**QUESTIONS TO ANSWER**.
1 – Retype the course listing between "RELGST 0405 Witches" and "and political change.", inclusive.
2 – For each statement about the course listing, answer yes or no and quote the words of the listing that decide it: (a) Paula Kane teaches Religions of the West; (b) Religions of the West assumes some prior knowledge of the religions it studies; (c) the listing gives a description for Guide Of The Perplexed.

**DOCUMENT SECTION**.

=== Begin Enclosure ===

PHIL 1762 Guide Of The Perplexed
Prof. Brock Bahler
TuTh 2:30 p.m. – 3:45 p.m. / 29873
A description has not been provided yet. Please check again later.
RELGST 0405 Witches To Walden Pond
Prof. Paula Kane
TuTh 1:00 p.m. – 2:15 p.m. / 29793
This course is the first half of a two-part survey of American religious history. We focus on the colonial era of Spanish, French, and English colonization of America through the Civil War. While following the Puritan "mainstream" of New England, we also study Afro-American and immigrant traditions, religious reformers and radicals, highlighting how religious and social beliefs from 1600 to 1865 both reflected and shaped gender, racial, economic, and political change.
RELGST 105 Religions of the West
Prof. Paula Kane
TuTh 9:30 a.m. – 10:45 p.m. / 17348
This course is a historical introduction to the religious traditions that developed in ancient Near East and the Mediterranean. Our major emphasis is on the history of the religious traditions that emerged in late antiquity in this area and which continue to be major world religions: Judaism, Christianity, Islam, and Zoroastrianism. We focus on key concepts, historical developments, and contemporary issues. Throughout the course, we also examine interactions among these religious traditions. In the last part of the course we examine the issue of globalization and the spread of these religions around the world as well as the presence of "non-Western" religion in the "West." The course also serves as an introduction to the academic study of religion and provides a foundation for further coursework in Judaism, Christianity, and Islam. No prior knowledge of any of the religions studied is expected or assumed.

=== End Enclosure ===

**EXTRACTED INFORMATION**.

=== Begin Enclosure ===

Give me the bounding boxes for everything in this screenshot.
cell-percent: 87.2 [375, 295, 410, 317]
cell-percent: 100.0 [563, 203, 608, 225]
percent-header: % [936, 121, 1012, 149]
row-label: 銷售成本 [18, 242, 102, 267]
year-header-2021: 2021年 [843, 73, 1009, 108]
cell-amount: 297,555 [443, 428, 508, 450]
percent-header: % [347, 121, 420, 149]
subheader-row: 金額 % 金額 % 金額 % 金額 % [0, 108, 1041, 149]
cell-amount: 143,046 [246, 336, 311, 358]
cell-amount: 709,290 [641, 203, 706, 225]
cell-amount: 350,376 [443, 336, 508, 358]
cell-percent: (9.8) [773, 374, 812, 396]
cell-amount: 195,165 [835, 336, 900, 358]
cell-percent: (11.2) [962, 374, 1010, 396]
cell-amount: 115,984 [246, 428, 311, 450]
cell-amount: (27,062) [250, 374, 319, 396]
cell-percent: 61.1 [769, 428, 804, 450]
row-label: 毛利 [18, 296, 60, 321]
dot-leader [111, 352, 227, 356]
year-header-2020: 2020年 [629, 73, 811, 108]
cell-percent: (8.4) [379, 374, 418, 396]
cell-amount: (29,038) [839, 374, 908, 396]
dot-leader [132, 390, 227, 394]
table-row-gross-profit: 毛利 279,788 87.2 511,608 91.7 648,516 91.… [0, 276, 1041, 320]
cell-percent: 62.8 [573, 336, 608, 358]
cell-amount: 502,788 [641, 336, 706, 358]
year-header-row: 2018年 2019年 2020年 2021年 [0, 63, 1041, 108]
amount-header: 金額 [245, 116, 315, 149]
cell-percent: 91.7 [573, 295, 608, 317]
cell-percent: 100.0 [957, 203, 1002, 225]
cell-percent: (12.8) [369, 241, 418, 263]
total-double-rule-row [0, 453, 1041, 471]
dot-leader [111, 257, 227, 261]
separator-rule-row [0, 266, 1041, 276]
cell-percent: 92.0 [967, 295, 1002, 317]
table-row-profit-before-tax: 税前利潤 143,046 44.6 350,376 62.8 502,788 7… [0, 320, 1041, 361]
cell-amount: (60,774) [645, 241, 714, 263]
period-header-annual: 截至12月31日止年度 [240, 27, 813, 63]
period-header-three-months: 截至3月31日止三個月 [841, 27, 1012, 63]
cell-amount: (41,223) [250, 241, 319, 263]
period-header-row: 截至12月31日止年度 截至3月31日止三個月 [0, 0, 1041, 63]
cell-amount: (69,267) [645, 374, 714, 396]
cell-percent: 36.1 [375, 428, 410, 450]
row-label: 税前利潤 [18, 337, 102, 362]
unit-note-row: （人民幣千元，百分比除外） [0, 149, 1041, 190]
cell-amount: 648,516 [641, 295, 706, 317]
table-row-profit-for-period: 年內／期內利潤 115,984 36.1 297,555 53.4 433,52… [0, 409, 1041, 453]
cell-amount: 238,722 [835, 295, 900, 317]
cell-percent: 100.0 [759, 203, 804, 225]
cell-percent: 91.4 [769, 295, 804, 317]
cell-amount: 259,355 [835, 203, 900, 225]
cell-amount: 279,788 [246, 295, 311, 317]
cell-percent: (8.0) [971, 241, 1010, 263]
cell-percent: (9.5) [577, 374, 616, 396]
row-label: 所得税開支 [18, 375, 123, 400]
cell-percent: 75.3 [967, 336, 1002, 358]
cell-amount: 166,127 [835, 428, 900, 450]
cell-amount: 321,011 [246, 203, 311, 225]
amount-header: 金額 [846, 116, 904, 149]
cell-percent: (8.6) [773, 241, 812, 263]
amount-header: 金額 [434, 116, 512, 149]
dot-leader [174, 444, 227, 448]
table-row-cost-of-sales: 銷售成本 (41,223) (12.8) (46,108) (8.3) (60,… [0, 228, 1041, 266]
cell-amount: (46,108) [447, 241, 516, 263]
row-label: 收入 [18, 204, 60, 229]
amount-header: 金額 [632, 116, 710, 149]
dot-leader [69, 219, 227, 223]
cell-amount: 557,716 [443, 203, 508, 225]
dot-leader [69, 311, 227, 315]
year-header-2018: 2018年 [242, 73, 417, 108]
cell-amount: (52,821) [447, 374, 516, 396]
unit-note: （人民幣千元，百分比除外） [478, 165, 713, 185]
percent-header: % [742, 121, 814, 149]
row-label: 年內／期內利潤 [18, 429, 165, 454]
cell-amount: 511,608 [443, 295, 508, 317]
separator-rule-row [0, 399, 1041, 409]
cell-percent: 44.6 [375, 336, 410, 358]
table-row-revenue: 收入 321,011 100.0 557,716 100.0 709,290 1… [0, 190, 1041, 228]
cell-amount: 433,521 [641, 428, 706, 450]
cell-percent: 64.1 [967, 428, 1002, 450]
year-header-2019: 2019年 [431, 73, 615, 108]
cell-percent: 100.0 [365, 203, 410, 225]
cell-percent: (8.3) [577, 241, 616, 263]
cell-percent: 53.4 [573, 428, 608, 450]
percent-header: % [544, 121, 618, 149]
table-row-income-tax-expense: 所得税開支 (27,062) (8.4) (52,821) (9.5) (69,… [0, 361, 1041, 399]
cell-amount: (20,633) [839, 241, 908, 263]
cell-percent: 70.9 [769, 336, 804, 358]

=== End Enclosure ===

**ANSWERS BY ITEM**.
1 –
RELGST 0405 Witches To Walden Pond
Prof. Paula Kane
TuTh 1:00 p.m. – 2:15 p.m. / 29793
This course is the first half of a two-part survey of American religious history. We focus on the colonial era of Spanish, French, and English colonization of America through the Civil War. While following the Puritan "mainstream" of New England, we also study Afro-American and immigrant traditions, religious reformers and radicals, highlighting how religious and social beliefs from 1600 to 1865 both reflected and shaped gender, racial, economic, and political change.

2 –
(a) Yes. "RELGST 105 Religions of the West" is followed by "Prof. Paula Kane".
(b) No. "No prior knowledge of any of the religions studied is expected or assumed."
(c) No. "A description has not been provided yet."